Using the listing below, select the lines with the word "Cintura" and copy them.

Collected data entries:
* * * * * * *

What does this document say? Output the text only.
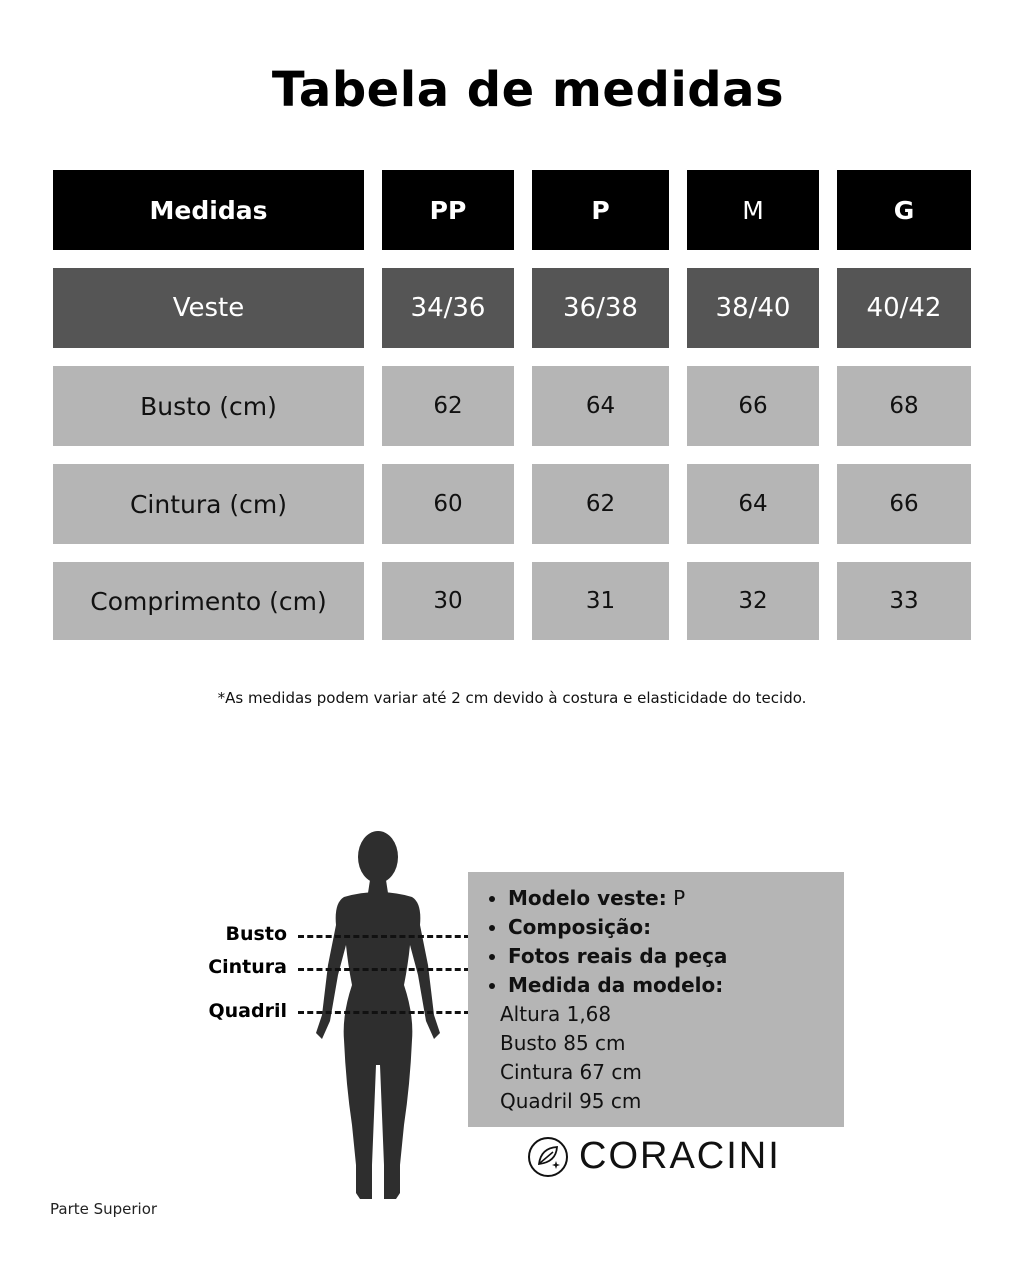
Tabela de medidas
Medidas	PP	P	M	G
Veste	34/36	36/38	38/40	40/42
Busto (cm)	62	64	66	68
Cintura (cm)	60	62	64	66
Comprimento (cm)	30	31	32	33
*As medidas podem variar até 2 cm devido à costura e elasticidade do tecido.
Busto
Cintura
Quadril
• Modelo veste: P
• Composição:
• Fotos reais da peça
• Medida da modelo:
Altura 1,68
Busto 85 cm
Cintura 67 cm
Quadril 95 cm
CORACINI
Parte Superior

* * * * * * *

- REPLY -
Cintura (cm)	60	62	64	66
Cintura
Cintura 67 cm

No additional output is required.